■ Given request: Retype the lines that run from the one containing "station-label-top: 0+20 xyxy=(456,28,519,54)" through the one containing "y-tick-label-right: 50 xyxy=(812,142,841,168)", both included, and nothing else.

■ Material provided:
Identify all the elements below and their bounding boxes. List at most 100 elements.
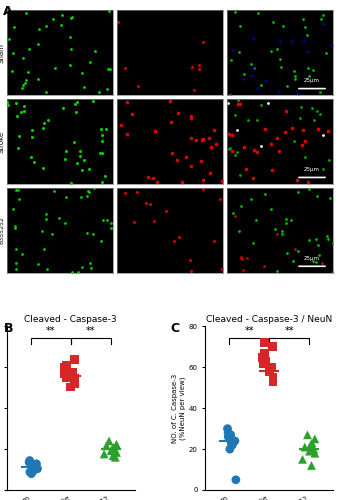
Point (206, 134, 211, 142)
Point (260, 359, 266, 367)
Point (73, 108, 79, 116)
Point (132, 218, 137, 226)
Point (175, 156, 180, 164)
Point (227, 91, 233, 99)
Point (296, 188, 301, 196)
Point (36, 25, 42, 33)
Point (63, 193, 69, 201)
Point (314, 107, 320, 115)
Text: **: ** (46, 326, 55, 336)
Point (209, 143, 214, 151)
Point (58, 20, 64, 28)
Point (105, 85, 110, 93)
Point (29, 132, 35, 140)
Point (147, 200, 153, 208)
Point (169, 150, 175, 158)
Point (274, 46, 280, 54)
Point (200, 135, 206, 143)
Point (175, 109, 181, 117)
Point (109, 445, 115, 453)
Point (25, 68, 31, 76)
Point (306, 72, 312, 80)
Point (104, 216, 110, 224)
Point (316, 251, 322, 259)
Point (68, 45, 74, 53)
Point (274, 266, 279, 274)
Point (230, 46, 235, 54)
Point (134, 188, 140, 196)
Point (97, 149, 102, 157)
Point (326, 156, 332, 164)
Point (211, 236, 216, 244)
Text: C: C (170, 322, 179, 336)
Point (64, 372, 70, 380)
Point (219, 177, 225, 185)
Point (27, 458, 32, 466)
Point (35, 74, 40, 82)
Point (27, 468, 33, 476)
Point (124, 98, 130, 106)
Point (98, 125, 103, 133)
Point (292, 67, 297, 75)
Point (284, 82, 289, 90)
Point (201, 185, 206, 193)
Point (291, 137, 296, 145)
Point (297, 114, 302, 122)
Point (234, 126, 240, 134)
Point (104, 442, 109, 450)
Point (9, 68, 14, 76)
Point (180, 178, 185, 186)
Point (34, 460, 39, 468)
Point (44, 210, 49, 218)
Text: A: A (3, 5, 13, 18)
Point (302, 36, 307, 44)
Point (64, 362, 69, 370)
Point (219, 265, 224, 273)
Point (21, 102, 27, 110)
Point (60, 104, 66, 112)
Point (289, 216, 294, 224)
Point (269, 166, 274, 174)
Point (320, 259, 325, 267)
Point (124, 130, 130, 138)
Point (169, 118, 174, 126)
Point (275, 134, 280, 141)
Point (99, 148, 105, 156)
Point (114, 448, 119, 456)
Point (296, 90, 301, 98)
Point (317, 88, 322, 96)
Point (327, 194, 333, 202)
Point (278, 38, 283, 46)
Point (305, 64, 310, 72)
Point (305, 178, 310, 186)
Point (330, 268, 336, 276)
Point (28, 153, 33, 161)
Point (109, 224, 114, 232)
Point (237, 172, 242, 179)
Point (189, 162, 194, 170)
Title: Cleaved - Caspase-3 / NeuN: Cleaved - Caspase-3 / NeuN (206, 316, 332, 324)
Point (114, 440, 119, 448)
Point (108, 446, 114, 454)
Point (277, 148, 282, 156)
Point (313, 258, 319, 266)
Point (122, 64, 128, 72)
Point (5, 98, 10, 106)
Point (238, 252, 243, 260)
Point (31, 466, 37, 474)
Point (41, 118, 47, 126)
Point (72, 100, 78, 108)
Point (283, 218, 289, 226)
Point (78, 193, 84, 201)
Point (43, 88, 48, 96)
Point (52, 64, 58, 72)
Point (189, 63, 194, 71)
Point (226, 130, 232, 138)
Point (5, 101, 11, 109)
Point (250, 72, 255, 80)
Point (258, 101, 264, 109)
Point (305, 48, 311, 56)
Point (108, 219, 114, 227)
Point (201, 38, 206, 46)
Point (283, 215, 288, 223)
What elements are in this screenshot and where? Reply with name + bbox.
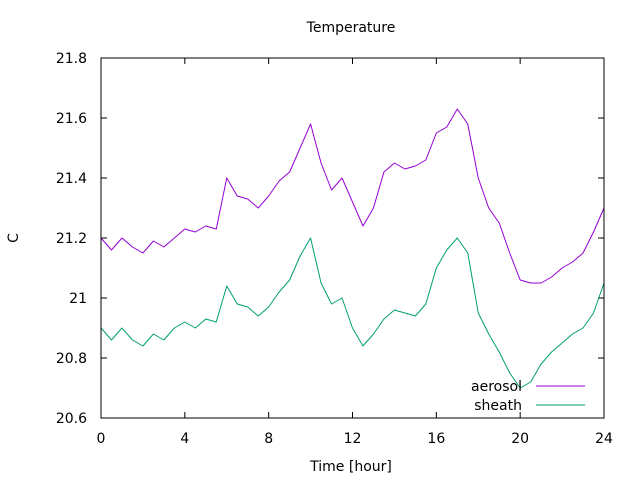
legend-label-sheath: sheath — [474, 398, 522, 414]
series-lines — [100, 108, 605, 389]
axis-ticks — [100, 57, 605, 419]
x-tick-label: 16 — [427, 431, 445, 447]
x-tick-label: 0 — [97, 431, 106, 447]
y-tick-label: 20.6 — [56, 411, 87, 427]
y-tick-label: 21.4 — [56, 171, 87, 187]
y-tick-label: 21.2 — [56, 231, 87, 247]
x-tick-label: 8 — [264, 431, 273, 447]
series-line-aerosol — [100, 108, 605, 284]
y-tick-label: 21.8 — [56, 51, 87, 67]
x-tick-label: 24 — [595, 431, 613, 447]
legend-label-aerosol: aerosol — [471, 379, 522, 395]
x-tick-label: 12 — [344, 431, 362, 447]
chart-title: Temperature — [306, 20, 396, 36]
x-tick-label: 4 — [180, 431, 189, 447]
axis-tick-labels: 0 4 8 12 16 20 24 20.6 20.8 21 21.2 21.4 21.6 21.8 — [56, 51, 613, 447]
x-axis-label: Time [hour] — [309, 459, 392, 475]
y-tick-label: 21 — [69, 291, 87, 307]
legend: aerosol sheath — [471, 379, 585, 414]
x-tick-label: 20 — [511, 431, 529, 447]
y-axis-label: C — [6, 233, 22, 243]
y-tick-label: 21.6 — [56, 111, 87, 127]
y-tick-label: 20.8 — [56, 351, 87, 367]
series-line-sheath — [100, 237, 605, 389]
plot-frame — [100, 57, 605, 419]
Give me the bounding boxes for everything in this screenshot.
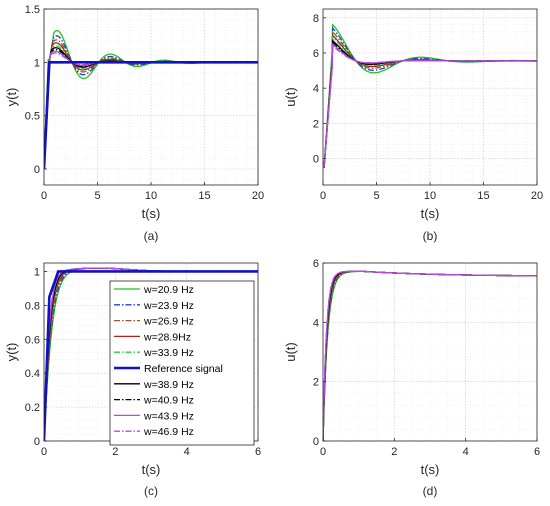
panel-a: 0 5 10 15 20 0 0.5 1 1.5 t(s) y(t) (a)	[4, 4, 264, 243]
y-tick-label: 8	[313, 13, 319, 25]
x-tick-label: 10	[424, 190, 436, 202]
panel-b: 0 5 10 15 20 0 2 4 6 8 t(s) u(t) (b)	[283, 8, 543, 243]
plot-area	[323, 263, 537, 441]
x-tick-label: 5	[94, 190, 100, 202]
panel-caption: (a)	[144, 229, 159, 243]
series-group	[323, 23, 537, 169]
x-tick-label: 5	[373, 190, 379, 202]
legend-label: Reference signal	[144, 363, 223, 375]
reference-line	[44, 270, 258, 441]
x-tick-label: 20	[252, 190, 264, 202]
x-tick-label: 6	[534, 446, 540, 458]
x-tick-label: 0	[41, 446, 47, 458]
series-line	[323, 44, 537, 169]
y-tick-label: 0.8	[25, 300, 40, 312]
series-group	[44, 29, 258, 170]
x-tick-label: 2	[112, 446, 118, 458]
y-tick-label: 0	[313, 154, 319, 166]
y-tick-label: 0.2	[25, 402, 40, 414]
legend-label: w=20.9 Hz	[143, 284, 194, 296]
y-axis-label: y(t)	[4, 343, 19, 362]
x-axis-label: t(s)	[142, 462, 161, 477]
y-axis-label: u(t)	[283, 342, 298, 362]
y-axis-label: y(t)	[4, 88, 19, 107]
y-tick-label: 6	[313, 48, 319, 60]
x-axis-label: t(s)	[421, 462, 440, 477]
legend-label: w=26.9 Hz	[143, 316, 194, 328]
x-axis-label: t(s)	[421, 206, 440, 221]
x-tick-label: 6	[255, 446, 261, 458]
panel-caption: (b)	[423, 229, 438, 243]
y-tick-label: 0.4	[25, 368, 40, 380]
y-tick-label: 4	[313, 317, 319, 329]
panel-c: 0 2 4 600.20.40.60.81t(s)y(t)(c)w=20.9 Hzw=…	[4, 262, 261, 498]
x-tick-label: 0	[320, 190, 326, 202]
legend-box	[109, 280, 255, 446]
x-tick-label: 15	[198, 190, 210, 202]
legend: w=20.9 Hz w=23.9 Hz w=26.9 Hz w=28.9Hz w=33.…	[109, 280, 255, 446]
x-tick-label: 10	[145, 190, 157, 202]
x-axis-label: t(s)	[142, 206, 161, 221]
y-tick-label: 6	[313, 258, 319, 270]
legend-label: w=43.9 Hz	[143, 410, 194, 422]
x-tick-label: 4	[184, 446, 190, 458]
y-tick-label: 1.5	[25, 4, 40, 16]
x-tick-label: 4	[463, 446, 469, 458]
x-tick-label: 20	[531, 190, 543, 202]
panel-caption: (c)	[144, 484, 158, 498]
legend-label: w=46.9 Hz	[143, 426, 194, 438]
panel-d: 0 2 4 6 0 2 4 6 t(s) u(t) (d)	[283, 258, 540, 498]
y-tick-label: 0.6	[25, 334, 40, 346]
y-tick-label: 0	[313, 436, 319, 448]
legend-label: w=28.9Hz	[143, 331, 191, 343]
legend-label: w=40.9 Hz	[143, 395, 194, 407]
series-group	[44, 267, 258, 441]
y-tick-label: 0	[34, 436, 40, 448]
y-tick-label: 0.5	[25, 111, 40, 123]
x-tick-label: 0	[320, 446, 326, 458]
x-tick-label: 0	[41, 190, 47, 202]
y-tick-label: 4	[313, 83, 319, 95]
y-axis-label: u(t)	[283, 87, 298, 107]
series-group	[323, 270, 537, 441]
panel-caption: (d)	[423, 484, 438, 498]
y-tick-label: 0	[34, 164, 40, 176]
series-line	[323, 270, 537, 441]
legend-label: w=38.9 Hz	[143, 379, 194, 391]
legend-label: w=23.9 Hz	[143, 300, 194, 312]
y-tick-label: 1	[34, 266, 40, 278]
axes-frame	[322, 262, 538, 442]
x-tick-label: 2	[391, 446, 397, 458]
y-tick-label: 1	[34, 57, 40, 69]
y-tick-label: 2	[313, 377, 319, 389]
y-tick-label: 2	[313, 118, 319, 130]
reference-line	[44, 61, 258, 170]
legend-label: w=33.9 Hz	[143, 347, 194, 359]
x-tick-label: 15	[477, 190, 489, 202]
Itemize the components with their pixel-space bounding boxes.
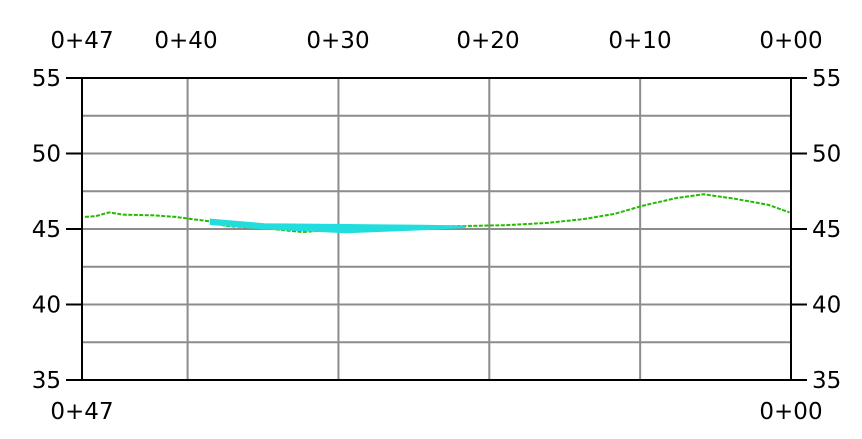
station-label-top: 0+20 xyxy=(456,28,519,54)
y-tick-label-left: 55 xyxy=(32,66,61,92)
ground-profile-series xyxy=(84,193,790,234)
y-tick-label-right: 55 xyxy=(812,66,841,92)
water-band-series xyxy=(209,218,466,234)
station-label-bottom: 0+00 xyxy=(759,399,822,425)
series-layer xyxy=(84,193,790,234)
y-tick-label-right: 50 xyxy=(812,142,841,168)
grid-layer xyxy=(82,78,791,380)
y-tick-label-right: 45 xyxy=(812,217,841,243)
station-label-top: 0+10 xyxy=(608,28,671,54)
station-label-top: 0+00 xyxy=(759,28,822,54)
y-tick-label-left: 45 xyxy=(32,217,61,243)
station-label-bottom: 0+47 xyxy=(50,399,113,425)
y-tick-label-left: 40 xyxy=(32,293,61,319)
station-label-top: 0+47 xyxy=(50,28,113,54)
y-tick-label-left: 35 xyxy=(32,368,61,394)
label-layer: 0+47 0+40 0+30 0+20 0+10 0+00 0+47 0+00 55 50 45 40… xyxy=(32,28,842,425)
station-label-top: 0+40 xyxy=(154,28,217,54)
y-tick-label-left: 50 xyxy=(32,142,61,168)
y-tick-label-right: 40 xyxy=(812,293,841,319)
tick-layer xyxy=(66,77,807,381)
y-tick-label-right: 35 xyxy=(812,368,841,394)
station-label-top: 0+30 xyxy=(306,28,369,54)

■ Reply:
station-label-top: 0+20 xyxy=(456,28,519,54)
y-tick-label-left: 55 xyxy=(32,66,61,92)
ground-profile-series xyxy=(84,193,790,234)
y-tick-label-right: 55 xyxy=(812,66,841,92)
water-band-series xyxy=(209,218,466,234)
station-label-bottom: 0+00 xyxy=(759,399,822,425)
series-layer xyxy=(84,193,790,234)
y-tick-label-right: 50 xyxy=(812,142,841,168)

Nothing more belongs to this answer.